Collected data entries
==================================================

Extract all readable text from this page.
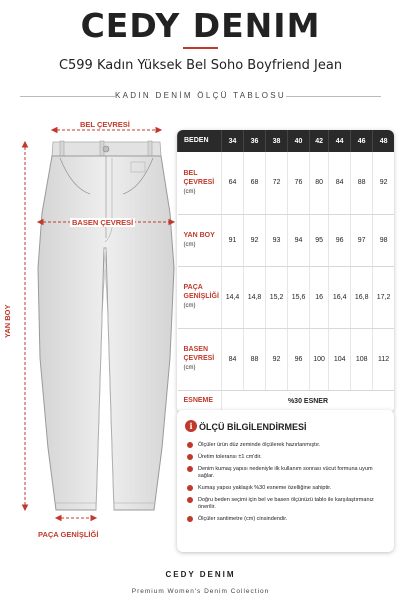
CEDY DENIM
C599 Kadın Yüksek Bel Soho Boyfriend Jean
KADIN DENİM ÖLÇÜ TABLOSU
BEL ÇEVRESİ
BASEN ÇEVRESİ
YAN BOY
PAÇA GENİŞLİĞİ
BEDEN	34	36	38	40	42	44	46	48
BEL
ÇEVRESİ
(cm)	64	68	72	76	80	84	88	92
YAN BOY
(cm)	91	92	93	94	95	96	97	98
PAÇA
GENİŞLİĞİ
(cm)	14,4	14,8	15,2	15,6	16	16,4	16,8	17,2
BASEN
ÇEVRESİ
(cm)	84	88	92	96	100	104	108	112
ESNEME	%30 ESNER							
i ÖLÇÜ BİLGİLENDİRMESİ
Ölçüler ürün düz zeminde ölçülerek hazırlanmıştır.
Üretim toleransı ±1 cm'dir.
Denim kumaş yapısı nedeniyle ilk kullanım sonrası vücut formuna uyum sağlar.
Kumaş yapısı yaklaşık %30 esneme özelliğine sahiptir.
Doğru beden seçimi için bel ve basen ölçünüzü tablo ile karşılaştırmanız önerilir.
Ölçüler santimetre (cm) cinsindendir.
CEDY DENIM
Premium Women's Denim Collection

==================================================

> _SET PROBLEM_: Without including any pictures, print all of the material exactly as given.

> _WRITTEN SOLUTION_:
Extract all readable text from this page.
CEDY DENIM
C599 Kadın Yüksek Bel Soho Boyfriend Jean
KADIN DENİM ÖLÇÜ TABLOSU
BEL ÇEVRESİ
BASEN ÇEVRESİ
YAN BOY
PAÇA GENİŞLİĞİ
BEDEN	34	36	38	40	42	44	46	48
BEL
ÇEVRESİ
(cm)	64	68	72	76	80	84	88	92
YAN BOY
(cm)	91	92	93	94	95	96	97	98
PAÇA
GENİŞLİĞİ
(cm)	14,4	14,8	15,2	15,6	16	16,4	16,8	17,2
BASEN
ÇEVRESİ
(cm)	84	88	92	96	100	104	108	112
ESNEME	%30 ESNER							
i ÖLÇÜ BİLGİLENDİRMESİ
Ölçüler ürün düz zeminde ölçülerek hazırlanmıştır.
Üretim toleransı ±1 cm'dir.
Denim kumaş yapısı nedeniyle ilk kullanım sonrası vücut formuna uyum sağlar.
Kumaş yapısı yaklaşık %30 esneme özelliğine sahiptir.
Doğru beden seçimi için bel ve basen ölçünüzü tablo ile karşılaştırmanız önerilir.
Ölçüler santimetre (cm) cinsindendir.
CEDY DENIM
Premium Women's Denim Collection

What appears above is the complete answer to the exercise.